Exercise task » Each entry below is to be duplicated verbatim.

■ ■ ■ ■ ■

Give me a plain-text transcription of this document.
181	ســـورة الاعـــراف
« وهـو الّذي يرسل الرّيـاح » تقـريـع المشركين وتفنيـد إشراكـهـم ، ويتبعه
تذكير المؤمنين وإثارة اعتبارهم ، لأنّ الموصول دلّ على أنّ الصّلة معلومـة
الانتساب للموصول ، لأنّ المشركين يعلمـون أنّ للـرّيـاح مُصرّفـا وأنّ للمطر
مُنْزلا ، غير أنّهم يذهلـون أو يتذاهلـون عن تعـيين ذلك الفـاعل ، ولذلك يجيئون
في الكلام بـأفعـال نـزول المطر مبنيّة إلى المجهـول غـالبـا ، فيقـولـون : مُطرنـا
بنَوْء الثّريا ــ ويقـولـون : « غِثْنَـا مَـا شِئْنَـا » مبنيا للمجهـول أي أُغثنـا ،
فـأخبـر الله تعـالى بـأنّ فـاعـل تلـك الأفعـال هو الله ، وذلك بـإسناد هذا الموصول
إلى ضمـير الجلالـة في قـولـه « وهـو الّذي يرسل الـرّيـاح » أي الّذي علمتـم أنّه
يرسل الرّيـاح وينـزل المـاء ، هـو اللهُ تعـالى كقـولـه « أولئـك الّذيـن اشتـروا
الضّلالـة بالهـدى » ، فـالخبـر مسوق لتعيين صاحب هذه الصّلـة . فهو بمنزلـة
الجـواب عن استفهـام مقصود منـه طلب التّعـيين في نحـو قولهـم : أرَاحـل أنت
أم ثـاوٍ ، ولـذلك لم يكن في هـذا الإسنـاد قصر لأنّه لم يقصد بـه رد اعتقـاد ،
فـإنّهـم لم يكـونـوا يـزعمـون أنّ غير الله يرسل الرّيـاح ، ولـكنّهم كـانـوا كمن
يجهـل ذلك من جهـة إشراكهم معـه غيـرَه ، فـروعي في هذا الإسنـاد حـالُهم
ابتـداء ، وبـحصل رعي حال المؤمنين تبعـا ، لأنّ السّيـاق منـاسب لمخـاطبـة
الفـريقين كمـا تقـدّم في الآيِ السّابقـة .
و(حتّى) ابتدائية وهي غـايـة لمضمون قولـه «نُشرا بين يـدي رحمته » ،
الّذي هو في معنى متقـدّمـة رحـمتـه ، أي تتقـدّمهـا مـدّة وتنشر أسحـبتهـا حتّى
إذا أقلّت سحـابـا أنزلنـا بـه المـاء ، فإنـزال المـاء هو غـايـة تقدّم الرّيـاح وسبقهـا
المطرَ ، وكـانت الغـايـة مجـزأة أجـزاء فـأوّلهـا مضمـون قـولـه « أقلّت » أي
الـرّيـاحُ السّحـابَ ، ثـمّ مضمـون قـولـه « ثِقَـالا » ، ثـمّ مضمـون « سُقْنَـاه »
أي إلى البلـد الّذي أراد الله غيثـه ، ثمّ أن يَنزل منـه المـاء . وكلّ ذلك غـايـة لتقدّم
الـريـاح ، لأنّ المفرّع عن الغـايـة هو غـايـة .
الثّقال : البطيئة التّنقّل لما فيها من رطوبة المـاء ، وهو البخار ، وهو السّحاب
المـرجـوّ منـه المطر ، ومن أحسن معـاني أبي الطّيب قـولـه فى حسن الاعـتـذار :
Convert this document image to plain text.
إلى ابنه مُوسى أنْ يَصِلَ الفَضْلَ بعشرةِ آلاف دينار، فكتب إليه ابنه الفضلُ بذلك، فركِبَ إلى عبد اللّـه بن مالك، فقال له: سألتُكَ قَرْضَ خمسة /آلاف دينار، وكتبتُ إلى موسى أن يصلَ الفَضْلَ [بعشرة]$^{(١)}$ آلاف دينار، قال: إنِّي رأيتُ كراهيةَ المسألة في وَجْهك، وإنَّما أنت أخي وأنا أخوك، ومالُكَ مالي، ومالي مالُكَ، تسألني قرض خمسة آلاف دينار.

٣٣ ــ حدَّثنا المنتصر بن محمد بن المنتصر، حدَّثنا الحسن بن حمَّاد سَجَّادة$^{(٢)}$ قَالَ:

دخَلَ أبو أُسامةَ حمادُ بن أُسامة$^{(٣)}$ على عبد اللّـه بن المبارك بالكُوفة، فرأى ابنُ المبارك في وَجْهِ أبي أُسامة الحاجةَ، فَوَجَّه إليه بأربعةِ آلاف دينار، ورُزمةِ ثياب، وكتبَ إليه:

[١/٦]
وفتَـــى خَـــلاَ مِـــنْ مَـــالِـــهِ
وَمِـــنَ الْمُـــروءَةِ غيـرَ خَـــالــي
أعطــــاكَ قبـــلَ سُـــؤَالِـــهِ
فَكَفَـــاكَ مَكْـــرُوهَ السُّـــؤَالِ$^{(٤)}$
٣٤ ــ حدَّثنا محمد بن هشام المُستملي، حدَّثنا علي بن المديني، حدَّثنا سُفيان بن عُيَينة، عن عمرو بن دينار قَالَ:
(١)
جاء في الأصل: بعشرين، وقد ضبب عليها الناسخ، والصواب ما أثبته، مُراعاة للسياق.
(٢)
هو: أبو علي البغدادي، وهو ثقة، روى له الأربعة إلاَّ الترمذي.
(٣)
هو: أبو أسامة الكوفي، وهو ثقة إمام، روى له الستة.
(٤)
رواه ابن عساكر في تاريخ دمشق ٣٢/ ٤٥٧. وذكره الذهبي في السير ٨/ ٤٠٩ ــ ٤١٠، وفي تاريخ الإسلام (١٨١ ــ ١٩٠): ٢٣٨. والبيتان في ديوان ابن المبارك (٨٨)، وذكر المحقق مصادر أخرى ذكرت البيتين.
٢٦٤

■ ■ ■ ■ ■

Result of this task »
Give me a plain-text transcription of this document.
181	ســـورة الاعـــراف
« وهـو الّذي يرسل الرّيـاح » تقـريـع المشركين وتفنيـد إشراكـهـم ، ويتبعه
تذكير المؤمنين وإثارة اعتبارهم ، لأنّ الموصول دلّ على أنّ الصّلة معلومـة
الانتساب للموصول ، لأنّ المشركين يعلمـون أنّ للـرّيـاح مُصرّفـا وأنّ للمطر
مُنْزلا ، غير أنّهم يذهلـون أو يتذاهلـون عن تعـيين ذلك الفـاعل ، ولذلك يجيئون
في الكلام بـأفعـال نـزول المطر مبنيّة إلى المجهـول غـالبـا ، فيقـولـون : مُطرنـا
بنَوْء الثّريا ــ ويقـولـون : « غِثْنَـا مَـا شِئْنَـا » مبنيا للمجهـول أي أُغثنـا ،
فـأخبـر الله تعـالى بـأنّ فـاعـل تلـك الأفعـال هو الله ، وذلك بـإسناد هذا الموصول
إلى ضمـير الجلالـة في قـولـه « وهـو الّذي يرسل الـرّيـاح » أي الّذي علمتـم أنّه
يرسل الرّيـاح وينـزل المـاء ، هـو اللهُ تعـالى كقـولـه « أولئـك الّذيـن اشتـروا
الضّلالـة بالهـدى » ، فـالخبـر مسوق لتعيين صاحب هذه الصّلـة . فهو بمنزلـة
الجـواب عن استفهـام مقصود منـه طلب التّعـيين في نحـو قولهـم : أرَاحـل أنت
أم ثـاوٍ ، ولـذلك لم يكن في هـذا الإسنـاد قصر لأنّه لم يقصد بـه رد اعتقـاد ،
فـإنّهـم لم يكـونـوا يـزعمـون أنّ غير الله يرسل الرّيـاح ، ولـكنّهم كـانـوا كمن
يجهـل ذلك من جهـة إشراكهم معـه غيـرَه ، فـروعي في هذا الإسنـاد حـالُهم
ابتـداء ، وبـحصل رعي حال المؤمنين تبعـا ، لأنّ السّيـاق منـاسب لمخـاطبـة
الفـريقين كمـا تقـدّم في الآيِ السّابقـة .
و(حتّى) ابتدائية وهي غـايـة لمضمون قولـه «نُشرا بين يـدي رحمته » ،
الّذي هو في معنى متقـدّمـة رحـمتـه ، أي تتقـدّمهـا مـدّة وتنشر أسحـبتهـا حتّى
إذا أقلّت سحـابـا أنزلنـا بـه المـاء ، فإنـزال المـاء هو غـايـة تقدّم الرّيـاح وسبقهـا
المطرَ ، وكـانت الغـايـة مجـزأة أجـزاء فـأوّلهـا مضمـون قـولـه « أقلّت » أي
الـرّيـاحُ السّحـابَ ، ثـمّ مضمـون قـولـه « ثِقَـالا » ، ثـمّ مضمـون « سُقْنَـاه »
أي إلى البلـد الّذي أراد الله غيثـه ، ثمّ أن يَنزل منـه المـاء . وكلّ ذلك غـايـة لتقدّم
الـريـاح ، لأنّ المفرّع عن الغـايـة هو غـايـة .
الثّقال : البطيئة التّنقّل لما فيها من رطوبة المـاء ، وهو البخار ، وهو السّحاب
المـرجـوّ منـه المطر ، ومن أحسن معـاني أبي الطّيب قـولـه فى حسن الاعـتـذار :
Convert this document image to plain text.
إلى ابنه مُوسى أنْ يَصِلَ الفَضْلَ بعشرةِ آلاف دينار، فكتب إليه ابنه الفضلُ بذلك، فركِبَ إلى عبد اللّـه بن مالك، فقال له: سألتُكَ قَرْضَ خمسة /آلاف دينار، وكتبتُ إلى موسى أن يصلَ الفَضْلَ [بعشرة]$^{(١)}$ آلاف دينار، قال: إنِّي رأيتُ كراهيةَ المسألة في وَجْهك، وإنَّما أنت أخي وأنا أخوك، ومالُكَ مالي، ومالي مالُكَ، تسألني قرض خمسة آلاف دينار.

٣٣ ــ حدَّثنا المنتصر بن محمد بن المنتصر، حدَّثنا الحسن بن حمَّاد سَجَّادة$^{(٢)}$ قَالَ:

دخَلَ أبو أُسامةَ حمادُ بن أُسامة$^{(٣)}$ على عبد اللّـه بن المبارك بالكُوفة، فرأى ابنُ المبارك في وَجْهِ أبي أُسامة الحاجةَ، فَوَجَّه إليه بأربعةِ آلاف دينار، ورُزمةِ ثياب، وكتبَ إليه:

[١/٦]
وفتَـــى خَـــلاَ مِـــنْ مَـــالِـــهِ
وَمِـــنَ الْمُـــروءَةِ غيـرَ خَـــالــي
أعطــــاكَ قبـــلَ سُـــؤَالِـــهِ
فَكَفَـــاكَ مَكْـــرُوهَ السُّـــؤَالِ$^{(٤)}$
٣٤ ــ حدَّثنا محمد بن هشام المُستملي، حدَّثنا علي بن المديني، حدَّثنا سُفيان بن عُيَينة، عن عمرو بن دينار قَالَ:
(١)
جاء في الأصل: بعشرين، وقد ضبب عليها الناسخ، والصواب ما أثبته، مُراعاة للسياق.
(٢)
هو: أبو علي البغدادي، وهو ثقة، روى له الأربعة إلاَّ الترمذي.
(٣)
هو: أبو أسامة الكوفي، وهو ثقة إمام، روى له الستة.
(٤)
رواه ابن عساكر في تاريخ دمشق ٣٢/ ٤٥٧. وذكره الذهبي في السير ٨/ ٤٠٩ ــ ٤١٠، وفي تاريخ الإسلام (١٨١ ــ ١٩٠): ٢٣٨. والبيتان في ديوان ابن المبارك (٨٨)، وذكر المحقق مصادر أخرى ذكرت البيتين.
٢٦٤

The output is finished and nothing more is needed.